:: MATERIALS PROVIDED ::
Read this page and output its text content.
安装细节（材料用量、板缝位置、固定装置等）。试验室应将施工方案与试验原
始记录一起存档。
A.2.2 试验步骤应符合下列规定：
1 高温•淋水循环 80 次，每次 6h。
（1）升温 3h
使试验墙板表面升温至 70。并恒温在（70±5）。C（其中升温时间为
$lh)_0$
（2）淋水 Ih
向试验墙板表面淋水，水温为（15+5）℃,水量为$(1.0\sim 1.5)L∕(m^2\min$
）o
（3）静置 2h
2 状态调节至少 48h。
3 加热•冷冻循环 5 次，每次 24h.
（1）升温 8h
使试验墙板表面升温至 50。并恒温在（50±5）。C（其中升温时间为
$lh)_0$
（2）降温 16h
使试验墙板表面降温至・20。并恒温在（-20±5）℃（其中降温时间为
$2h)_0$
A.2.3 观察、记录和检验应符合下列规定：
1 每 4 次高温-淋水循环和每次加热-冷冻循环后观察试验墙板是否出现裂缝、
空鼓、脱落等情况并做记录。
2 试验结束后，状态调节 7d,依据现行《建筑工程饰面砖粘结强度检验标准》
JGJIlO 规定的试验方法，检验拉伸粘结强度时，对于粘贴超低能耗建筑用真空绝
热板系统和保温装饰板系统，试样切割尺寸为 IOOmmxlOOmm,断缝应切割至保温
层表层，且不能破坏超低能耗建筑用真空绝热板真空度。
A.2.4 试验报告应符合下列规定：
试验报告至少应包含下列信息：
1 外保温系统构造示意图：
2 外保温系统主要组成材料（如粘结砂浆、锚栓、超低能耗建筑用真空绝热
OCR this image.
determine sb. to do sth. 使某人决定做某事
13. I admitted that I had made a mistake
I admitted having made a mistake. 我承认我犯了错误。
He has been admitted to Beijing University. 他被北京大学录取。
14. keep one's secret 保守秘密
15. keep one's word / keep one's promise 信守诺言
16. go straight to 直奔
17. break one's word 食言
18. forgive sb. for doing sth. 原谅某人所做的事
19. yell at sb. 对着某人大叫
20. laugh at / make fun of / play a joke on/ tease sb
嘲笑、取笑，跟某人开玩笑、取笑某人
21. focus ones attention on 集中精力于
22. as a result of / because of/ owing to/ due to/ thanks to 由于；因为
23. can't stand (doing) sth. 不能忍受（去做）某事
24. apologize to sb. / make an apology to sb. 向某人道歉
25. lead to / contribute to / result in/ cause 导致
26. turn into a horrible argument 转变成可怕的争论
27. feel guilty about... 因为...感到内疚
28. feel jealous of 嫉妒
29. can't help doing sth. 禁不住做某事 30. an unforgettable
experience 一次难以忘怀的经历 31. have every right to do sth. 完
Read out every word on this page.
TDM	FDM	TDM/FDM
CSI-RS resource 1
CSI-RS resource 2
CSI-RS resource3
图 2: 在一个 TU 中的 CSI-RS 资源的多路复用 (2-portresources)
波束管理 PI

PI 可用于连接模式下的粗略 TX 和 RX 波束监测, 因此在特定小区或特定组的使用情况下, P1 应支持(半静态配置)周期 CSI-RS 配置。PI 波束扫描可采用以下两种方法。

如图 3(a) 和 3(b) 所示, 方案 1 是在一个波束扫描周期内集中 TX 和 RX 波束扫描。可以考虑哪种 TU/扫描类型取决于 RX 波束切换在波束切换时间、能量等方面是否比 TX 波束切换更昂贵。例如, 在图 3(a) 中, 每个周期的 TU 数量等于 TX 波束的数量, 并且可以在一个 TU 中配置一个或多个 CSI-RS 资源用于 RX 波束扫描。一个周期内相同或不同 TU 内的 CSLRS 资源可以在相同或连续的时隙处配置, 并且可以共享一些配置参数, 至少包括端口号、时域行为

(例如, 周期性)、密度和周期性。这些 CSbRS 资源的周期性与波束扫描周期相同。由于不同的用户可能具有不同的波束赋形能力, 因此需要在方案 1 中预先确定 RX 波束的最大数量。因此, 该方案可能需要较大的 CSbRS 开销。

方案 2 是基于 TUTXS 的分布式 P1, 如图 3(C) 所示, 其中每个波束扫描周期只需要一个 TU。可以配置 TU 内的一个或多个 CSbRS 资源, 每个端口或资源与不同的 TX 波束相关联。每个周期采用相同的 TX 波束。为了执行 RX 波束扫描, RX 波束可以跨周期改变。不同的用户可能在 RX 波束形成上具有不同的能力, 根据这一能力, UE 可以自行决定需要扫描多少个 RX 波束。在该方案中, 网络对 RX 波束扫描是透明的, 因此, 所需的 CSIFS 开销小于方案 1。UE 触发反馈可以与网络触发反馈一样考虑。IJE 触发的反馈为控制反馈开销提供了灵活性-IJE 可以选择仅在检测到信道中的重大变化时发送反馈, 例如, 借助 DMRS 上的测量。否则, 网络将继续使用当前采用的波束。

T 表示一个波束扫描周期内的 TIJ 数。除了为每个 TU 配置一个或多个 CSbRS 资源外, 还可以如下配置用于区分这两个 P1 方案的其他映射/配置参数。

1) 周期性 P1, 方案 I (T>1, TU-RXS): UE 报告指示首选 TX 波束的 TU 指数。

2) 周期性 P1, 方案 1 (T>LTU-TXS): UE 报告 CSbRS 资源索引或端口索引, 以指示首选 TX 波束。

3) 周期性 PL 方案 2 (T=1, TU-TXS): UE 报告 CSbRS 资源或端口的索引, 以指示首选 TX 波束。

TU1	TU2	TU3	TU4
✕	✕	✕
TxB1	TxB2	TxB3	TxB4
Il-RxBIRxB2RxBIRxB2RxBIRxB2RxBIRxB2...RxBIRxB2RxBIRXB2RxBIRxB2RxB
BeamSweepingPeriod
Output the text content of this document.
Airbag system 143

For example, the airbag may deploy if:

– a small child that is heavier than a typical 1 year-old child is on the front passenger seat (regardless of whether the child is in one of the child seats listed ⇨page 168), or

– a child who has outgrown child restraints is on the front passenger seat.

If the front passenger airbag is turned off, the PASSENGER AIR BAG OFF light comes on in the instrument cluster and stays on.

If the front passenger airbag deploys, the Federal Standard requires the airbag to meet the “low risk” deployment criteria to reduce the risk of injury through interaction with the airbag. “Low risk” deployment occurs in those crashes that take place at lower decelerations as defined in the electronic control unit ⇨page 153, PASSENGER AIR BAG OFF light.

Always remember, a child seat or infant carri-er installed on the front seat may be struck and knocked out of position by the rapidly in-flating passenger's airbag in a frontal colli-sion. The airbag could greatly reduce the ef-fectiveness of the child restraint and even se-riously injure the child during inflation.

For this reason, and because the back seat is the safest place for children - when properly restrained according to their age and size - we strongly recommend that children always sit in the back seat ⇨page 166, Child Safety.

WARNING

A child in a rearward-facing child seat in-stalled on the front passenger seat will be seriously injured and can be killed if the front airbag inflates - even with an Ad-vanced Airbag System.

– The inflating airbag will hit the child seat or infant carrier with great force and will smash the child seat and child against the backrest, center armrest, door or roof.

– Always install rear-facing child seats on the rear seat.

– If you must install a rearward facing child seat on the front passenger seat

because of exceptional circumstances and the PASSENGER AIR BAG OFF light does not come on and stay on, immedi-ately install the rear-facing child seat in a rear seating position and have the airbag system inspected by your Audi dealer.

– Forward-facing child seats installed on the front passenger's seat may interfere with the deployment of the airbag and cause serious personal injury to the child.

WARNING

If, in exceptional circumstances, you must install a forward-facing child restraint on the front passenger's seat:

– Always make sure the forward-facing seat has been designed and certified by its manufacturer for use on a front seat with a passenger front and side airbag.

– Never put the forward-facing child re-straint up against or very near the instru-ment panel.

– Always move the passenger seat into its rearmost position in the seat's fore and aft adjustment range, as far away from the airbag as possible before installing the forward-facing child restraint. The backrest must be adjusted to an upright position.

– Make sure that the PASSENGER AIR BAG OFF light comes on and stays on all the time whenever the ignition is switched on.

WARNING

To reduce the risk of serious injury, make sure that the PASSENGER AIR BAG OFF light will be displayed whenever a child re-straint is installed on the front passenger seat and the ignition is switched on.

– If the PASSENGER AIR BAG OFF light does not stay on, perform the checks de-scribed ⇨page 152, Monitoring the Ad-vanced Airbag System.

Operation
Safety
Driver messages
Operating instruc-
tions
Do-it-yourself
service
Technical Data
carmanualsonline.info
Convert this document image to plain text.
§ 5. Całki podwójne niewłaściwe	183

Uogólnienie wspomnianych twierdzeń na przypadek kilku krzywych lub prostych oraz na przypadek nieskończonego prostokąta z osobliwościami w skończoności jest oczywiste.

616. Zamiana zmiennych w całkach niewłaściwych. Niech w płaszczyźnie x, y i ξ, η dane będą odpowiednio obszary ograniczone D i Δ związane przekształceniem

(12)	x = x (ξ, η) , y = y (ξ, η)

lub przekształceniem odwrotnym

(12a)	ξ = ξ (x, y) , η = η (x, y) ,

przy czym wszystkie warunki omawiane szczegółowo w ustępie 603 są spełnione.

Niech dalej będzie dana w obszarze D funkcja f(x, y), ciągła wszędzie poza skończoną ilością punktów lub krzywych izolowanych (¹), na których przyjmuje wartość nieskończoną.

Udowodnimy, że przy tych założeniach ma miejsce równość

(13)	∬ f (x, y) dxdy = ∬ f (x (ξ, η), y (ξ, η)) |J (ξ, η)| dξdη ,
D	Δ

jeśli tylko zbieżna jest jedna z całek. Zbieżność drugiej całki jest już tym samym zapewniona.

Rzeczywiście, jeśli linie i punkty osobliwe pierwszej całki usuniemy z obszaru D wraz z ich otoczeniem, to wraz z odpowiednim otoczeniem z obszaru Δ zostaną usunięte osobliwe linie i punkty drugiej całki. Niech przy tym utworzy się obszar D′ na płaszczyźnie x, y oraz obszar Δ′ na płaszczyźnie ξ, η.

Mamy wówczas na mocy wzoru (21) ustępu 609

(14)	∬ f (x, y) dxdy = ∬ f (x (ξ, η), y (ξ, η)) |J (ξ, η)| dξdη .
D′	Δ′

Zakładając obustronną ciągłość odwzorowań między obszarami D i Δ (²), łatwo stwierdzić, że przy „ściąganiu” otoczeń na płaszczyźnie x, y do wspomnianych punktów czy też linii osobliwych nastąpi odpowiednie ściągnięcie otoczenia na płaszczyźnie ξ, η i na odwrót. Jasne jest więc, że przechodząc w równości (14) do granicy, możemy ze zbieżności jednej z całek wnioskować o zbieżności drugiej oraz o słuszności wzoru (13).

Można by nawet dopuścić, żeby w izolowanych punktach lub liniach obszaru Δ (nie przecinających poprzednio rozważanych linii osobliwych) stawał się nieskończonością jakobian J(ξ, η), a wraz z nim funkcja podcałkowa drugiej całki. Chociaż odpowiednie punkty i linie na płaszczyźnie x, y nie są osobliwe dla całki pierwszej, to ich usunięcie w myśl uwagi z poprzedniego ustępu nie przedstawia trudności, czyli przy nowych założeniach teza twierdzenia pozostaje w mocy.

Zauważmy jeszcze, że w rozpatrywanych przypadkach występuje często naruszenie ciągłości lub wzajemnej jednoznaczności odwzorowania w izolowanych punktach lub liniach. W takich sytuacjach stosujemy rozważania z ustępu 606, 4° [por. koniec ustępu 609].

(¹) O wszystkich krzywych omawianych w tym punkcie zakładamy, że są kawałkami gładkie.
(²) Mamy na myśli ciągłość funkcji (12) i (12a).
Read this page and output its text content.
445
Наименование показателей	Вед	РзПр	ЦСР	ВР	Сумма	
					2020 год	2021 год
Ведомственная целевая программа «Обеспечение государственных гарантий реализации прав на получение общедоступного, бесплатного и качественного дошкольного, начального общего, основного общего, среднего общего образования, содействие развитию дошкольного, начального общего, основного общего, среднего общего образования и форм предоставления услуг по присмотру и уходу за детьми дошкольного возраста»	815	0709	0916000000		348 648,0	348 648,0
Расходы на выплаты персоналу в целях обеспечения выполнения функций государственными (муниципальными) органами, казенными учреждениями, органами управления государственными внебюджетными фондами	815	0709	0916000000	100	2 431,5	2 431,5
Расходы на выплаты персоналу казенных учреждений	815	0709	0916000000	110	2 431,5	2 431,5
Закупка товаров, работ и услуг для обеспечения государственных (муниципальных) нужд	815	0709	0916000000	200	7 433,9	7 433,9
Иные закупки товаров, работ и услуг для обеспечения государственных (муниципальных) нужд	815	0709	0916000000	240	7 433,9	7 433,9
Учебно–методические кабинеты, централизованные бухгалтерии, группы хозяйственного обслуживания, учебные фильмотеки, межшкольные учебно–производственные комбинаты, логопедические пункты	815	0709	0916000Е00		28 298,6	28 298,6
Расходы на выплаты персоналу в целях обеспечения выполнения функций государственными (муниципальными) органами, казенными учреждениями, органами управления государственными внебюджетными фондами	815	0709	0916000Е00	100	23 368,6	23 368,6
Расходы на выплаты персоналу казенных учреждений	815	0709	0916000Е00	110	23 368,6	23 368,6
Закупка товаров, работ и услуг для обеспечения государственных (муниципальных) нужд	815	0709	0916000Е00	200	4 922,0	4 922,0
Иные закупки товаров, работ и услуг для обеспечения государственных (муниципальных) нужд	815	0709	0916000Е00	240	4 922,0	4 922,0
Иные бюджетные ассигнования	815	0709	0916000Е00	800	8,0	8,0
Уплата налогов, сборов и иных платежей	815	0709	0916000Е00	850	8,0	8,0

:: GIVEN TASK ::
Report the number of lines in the listing where the string "внебюджетными" appears, and nothing besides.

:: RESULT OF THE EXERCISE ::
2